— Given problem —
In the listing below, count the lines with "this" and report only the figure.

[Dataset records on visual material]
▼

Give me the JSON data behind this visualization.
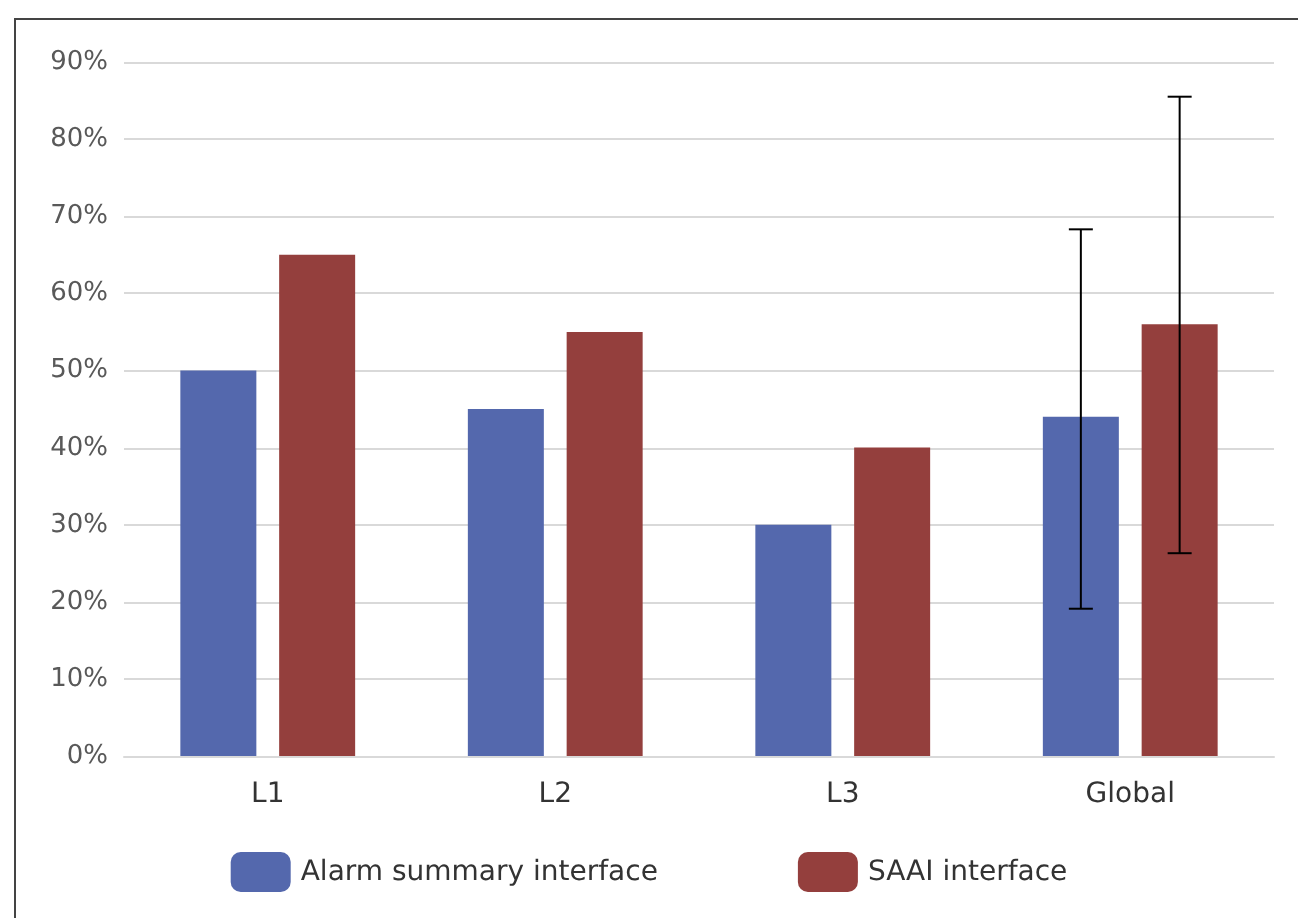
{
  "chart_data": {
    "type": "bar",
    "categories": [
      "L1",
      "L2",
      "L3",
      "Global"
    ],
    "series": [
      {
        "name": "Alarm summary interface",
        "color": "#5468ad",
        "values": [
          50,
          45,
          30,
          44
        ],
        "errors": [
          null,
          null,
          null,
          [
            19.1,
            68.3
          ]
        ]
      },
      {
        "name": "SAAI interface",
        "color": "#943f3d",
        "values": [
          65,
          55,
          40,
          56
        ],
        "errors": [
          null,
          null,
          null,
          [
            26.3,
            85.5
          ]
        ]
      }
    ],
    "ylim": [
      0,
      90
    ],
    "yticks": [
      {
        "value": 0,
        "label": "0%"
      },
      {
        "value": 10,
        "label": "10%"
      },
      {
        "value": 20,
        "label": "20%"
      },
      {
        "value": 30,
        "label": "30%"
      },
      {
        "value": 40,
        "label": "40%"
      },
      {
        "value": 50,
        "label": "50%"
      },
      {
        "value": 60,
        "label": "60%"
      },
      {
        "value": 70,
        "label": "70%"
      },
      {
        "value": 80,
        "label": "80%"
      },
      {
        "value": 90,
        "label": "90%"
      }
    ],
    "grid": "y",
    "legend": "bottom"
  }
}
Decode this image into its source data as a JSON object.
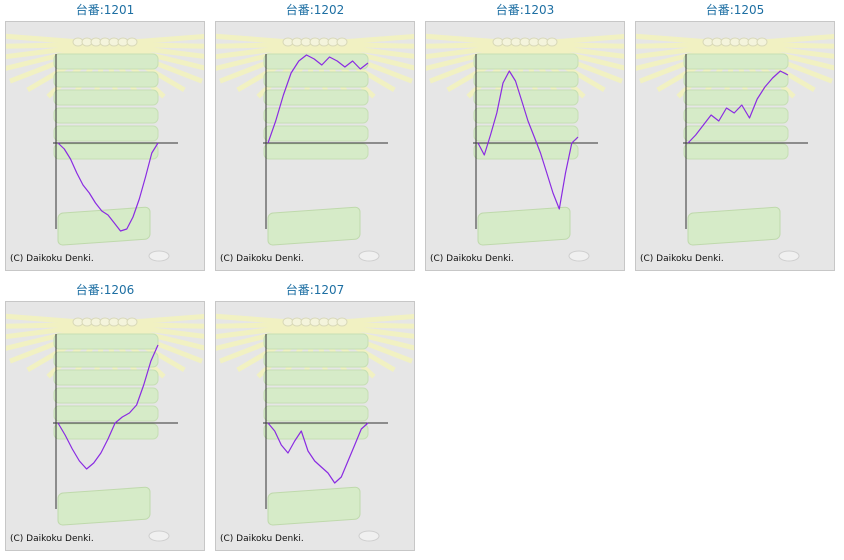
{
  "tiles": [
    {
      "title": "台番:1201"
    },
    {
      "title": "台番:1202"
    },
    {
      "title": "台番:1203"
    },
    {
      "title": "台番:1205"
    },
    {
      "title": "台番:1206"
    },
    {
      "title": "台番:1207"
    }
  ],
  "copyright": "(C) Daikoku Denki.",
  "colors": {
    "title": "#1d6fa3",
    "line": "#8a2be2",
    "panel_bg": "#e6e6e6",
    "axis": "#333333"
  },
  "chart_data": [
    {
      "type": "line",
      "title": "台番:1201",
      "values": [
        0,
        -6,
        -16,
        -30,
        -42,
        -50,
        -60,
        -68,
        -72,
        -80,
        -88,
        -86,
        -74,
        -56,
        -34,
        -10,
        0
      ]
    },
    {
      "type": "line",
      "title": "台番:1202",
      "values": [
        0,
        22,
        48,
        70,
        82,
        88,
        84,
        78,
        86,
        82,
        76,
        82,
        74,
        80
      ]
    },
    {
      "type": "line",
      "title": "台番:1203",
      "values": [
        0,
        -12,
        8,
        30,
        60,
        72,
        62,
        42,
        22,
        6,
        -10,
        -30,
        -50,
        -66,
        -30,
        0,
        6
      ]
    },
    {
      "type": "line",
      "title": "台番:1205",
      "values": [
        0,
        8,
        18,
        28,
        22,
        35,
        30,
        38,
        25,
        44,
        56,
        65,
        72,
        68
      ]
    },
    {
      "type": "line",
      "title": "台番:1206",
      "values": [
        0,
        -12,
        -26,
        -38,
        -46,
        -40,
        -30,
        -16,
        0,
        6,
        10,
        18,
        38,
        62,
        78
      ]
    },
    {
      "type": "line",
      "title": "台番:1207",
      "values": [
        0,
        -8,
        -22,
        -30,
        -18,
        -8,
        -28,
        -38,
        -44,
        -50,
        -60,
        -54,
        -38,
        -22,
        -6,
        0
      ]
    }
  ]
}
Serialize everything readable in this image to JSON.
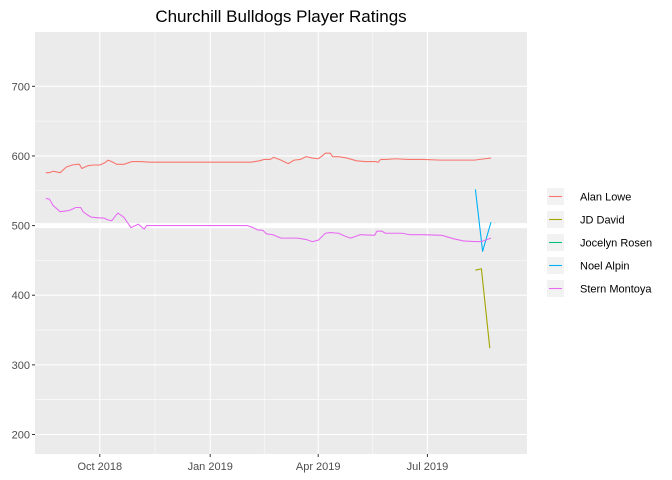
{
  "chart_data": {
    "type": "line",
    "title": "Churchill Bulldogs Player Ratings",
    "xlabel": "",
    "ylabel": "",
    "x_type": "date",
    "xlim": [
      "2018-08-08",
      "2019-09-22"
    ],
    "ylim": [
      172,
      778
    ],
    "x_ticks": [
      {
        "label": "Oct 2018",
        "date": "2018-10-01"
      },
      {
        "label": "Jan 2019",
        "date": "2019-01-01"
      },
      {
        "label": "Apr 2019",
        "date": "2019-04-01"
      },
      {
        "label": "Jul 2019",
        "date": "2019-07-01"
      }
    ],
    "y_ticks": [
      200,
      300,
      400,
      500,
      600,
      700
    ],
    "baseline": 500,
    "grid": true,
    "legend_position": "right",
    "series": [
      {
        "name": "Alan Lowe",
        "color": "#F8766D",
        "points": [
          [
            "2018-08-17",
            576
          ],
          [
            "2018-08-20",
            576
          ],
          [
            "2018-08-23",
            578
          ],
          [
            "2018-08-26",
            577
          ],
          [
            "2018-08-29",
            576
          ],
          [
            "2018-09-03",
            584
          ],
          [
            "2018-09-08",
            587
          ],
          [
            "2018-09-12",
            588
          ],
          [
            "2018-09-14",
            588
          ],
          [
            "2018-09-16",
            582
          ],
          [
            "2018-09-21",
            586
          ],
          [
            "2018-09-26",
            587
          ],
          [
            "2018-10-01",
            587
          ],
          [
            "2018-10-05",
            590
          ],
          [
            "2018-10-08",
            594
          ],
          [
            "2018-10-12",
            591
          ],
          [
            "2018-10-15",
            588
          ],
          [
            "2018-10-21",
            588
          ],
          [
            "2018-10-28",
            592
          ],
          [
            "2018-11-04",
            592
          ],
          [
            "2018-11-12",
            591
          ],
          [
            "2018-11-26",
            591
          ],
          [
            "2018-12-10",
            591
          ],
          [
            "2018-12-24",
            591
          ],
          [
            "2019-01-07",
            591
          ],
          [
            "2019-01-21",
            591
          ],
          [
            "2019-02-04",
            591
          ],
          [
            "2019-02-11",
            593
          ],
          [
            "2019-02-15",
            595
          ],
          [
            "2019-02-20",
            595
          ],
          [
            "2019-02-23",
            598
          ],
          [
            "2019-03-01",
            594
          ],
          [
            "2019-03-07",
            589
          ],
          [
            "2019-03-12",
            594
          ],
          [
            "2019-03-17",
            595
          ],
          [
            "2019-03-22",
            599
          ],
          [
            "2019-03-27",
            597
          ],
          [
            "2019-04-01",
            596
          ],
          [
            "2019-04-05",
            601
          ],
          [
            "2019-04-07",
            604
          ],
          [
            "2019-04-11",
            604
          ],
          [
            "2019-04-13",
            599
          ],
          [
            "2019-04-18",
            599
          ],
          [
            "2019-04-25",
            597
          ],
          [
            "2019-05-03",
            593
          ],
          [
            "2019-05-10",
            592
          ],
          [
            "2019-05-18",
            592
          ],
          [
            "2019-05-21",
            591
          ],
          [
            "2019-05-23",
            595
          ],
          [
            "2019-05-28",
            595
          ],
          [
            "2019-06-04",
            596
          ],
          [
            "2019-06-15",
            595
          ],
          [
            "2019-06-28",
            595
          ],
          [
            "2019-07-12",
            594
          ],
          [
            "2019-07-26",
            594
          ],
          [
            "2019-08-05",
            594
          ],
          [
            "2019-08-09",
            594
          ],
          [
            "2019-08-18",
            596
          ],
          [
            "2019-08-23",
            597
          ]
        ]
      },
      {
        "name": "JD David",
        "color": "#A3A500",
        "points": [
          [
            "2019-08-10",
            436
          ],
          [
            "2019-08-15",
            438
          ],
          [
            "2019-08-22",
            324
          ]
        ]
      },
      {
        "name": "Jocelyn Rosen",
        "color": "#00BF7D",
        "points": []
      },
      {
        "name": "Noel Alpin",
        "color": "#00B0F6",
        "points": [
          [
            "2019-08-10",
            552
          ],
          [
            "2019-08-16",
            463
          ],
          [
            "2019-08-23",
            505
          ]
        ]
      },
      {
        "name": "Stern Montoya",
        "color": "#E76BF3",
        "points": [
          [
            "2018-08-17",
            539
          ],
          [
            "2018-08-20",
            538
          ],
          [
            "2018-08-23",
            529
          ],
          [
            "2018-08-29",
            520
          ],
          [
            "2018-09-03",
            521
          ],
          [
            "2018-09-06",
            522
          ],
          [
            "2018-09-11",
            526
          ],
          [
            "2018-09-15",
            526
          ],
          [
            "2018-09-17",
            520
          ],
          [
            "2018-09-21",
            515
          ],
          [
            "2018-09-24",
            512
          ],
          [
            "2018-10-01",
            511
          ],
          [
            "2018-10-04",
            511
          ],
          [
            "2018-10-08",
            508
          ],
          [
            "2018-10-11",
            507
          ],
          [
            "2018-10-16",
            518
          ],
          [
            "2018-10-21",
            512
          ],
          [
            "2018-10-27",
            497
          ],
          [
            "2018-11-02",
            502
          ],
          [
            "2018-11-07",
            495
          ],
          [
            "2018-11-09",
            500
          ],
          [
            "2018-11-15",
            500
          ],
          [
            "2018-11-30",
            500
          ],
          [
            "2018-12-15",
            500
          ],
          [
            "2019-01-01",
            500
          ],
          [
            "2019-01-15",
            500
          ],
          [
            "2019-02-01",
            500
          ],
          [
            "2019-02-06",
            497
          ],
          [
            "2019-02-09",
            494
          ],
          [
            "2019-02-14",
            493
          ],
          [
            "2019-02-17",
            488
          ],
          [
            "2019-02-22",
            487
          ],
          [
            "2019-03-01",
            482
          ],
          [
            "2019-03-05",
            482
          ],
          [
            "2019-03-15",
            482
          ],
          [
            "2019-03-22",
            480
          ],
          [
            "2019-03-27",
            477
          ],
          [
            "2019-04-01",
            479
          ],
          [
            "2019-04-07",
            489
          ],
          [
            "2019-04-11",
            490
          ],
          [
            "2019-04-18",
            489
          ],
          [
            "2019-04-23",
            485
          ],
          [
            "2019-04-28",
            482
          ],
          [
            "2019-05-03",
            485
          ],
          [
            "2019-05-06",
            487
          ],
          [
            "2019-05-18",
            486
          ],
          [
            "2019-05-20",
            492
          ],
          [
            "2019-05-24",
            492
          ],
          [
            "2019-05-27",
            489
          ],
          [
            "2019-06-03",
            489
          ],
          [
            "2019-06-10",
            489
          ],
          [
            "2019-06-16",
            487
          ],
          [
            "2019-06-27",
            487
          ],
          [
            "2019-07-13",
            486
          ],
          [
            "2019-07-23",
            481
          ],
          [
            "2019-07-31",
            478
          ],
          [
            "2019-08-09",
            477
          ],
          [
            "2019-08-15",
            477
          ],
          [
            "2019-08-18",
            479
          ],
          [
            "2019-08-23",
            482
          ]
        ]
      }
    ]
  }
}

▲

— Exercise output —
3